→ **WHAT TO WORK ON**: Each line that follows is to be retyped exactly.

→ **MATERIALS PROVIDED**:
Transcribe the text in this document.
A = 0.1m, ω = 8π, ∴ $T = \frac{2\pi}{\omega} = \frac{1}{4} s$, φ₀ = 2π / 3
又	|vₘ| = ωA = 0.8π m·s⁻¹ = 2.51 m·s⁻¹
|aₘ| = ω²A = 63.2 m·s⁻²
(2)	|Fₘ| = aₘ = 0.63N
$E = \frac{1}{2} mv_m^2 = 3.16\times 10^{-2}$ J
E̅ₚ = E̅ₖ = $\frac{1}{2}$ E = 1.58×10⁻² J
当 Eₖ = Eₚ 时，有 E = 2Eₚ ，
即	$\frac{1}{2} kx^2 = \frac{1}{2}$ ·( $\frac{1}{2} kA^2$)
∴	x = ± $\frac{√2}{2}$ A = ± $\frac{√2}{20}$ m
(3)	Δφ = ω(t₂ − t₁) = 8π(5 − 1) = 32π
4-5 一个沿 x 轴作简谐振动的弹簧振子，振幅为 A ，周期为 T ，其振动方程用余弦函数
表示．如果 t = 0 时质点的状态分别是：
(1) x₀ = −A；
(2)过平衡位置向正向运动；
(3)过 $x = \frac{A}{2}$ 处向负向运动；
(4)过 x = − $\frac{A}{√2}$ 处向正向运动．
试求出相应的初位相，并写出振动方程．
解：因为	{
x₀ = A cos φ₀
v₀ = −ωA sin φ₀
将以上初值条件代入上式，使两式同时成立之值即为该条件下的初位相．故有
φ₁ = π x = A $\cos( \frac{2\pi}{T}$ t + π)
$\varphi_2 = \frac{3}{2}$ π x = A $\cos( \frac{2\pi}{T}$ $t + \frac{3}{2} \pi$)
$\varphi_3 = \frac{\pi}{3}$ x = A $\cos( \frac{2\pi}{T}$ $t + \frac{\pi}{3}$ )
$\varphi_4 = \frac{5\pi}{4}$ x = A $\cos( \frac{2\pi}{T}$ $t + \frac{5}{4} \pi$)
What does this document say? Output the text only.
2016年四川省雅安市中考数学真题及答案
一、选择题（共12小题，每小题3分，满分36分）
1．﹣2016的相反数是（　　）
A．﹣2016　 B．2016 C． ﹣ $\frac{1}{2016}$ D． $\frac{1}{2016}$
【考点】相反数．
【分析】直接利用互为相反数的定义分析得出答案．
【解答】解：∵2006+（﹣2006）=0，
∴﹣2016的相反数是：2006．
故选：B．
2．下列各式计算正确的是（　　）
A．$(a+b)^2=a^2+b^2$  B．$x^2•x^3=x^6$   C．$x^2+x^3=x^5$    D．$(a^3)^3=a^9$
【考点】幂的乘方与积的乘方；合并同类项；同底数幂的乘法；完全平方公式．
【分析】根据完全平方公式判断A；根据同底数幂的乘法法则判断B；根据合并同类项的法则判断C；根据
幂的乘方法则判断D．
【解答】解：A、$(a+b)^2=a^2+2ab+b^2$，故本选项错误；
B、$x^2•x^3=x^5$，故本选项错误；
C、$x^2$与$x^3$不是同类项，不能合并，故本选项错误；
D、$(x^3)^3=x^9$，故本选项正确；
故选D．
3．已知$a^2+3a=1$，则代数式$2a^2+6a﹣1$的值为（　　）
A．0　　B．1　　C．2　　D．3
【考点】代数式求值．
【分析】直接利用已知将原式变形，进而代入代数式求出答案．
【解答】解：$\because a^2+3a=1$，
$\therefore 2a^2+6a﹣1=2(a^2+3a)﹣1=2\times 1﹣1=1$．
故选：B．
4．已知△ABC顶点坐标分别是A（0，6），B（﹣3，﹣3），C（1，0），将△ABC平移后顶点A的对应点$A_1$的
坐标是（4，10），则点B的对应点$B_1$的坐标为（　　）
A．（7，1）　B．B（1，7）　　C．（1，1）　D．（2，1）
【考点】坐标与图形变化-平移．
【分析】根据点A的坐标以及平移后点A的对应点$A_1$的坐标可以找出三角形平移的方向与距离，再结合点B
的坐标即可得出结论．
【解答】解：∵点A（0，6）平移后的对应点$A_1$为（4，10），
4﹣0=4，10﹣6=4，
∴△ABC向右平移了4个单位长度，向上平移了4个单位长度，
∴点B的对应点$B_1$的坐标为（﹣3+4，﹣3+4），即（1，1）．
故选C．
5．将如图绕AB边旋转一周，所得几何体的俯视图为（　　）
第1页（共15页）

→ **ANSWER IN FULL**:
Transcribe the text in this document.
A = 0.1m, ω = 8π, ∴ $T = \frac{2\pi}{\omega} = \frac{1}{4} s$, φ₀ = 2π / 3
又	|vₘ| = ωA = 0.8π m·s⁻¹ = 2.51 m·s⁻¹
|aₘ| = ω²A = 63.2 m·s⁻²
(2)	|Fₘ| = aₘ = 0.63N
$E = \frac{1}{2} mv_m^2 = 3.16\times 10^{-2}$ J
E̅ₚ = E̅ₖ = $\frac{1}{2}$ E = 1.58×10⁻² J
当 Eₖ = Eₚ 时，有 E = 2Eₚ ，
即	$\frac{1}{2} kx^2 = \frac{1}{2}$ ·( $\frac{1}{2} kA^2$)
∴	x = ± $\frac{√2}{2}$ A = ± $\frac{√2}{20}$ m
(3)	Δφ = ω(t₂ − t₁) = 8π(5 − 1) = 32π
4-5 一个沿 x 轴作简谐振动的弹簧振子，振幅为 A ，周期为 T ，其振动方程用余弦函数
表示．如果 t = 0 时质点的状态分别是：
(1) x₀ = −A；
(2)过平衡位置向正向运动；
(3)过 $x = \frac{A}{2}$ 处向负向运动；
(4)过 x = − $\frac{A}{√2}$ 处向正向运动．
试求出相应的初位相，并写出振动方程．
解：因为	{
x₀ = A cos φ₀
v₀ = −ωA sin φ₀
将以上初值条件代入上式，使两式同时成立之值即为该条件下的初位相．故有
φ₁ = π x = A $\cos( \frac{2\pi}{T}$ t + π)
$\varphi_2 = \frac{3}{2}$ π x = A $\cos( \frac{2\pi}{T}$ $t + \frac{3}{2} \pi$)
$\varphi_3 = \frac{\pi}{3}$ x = A $\cos( \frac{2\pi}{T}$ $t + \frac{\pi}{3}$ )
$\varphi_4 = \frac{5\pi}{4}$ x = A $\cos( \frac{2\pi}{T}$ $t + \frac{5}{4} \pi$)
What does this document say? Output the text only.
2016年四川省雅安市中考数学真题及答案
一、选择题（共12小题，每小题3分，满分36分）
1．﹣2016的相反数是（　　）
A．﹣2016　 B．2016 C． ﹣ $\frac{1}{2016}$ D． $\frac{1}{2016}$
【考点】相反数．
【分析】直接利用互为相反数的定义分析得出答案．
【解答】解：∵2006+（﹣2006）=0，
∴﹣2016的相反数是：2006．
故选：B．
2．下列各式计算正确的是（　　）
A．$(a+b)^2=a^2+b^2$  B．$x^2•x^3=x^6$   C．$x^2+x^3=x^5$    D．$(a^3)^3=a^9$
【考点】幂的乘方与积的乘方；合并同类项；同底数幂的乘法；完全平方公式．
【分析】根据完全平方公式判断A；根据同底数幂的乘法法则判断B；根据合并同类项的法则判断C；根据
幂的乘方法则判断D．
【解答】解：A、$(a+b)^2=a^2+2ab+b^2$，故本选项错误；
B、$x^2•x^3=x^5$，故本选项错误；
C、$x^2$与$x^3$不是同类项，不能合并，故本选项错误；
D、$(x^3)^3=x^9$，故本选项正确；
故选D．
3．已知$a^2+3a=1$，则代数式$2a^2+6a﹣1$的值为（　　）
A．0　　B．1　　C．2　　D．3
【考点】代数式求值．
【分析】直接利用已知将原式变形，进而代入代数式求出答案．
【解答】解：$\because a^2+3a=1$，
$\therefore 2a^2+6a﹣1=2(a^2+3a)﹣1=2\times 1﹣1=1$．
故选：B．
4．已知△ABC顶点坐标分别是A（0，6），B（﹣3，﹣3），C（1，0），将△ABC平移后顶点A的对应点$A_1$的
坐标是（4，10），则点B的对应点$B_1$的坐标为（　　）
A．（7，1）　B．B（1，7）　　C．（1，1）　D．（2，1）
【考点】坐标与图形变化-平移．
【分析】根据点A的坐标以及平移后点A的对应点$A_1$的坐标可以找出三角形平移的方向与距离，再结合点B
的坐标即可得出结论．
【解答】解：∵点A（0，6）平移后的对应点$A_1$为（4，10），
4﹣0=4，10﹣6=4，
∴△ABC向右平移了4个单位长度，向上平移了4个单位长度，
∴点B的对应点$B_1$的坐标为（﹣3+4，﹣3+4），即（1，1）．
故选C．
5．将如图绕AB边旋转一周，所得几何体的俯视图为（　　）
第1页（共15页）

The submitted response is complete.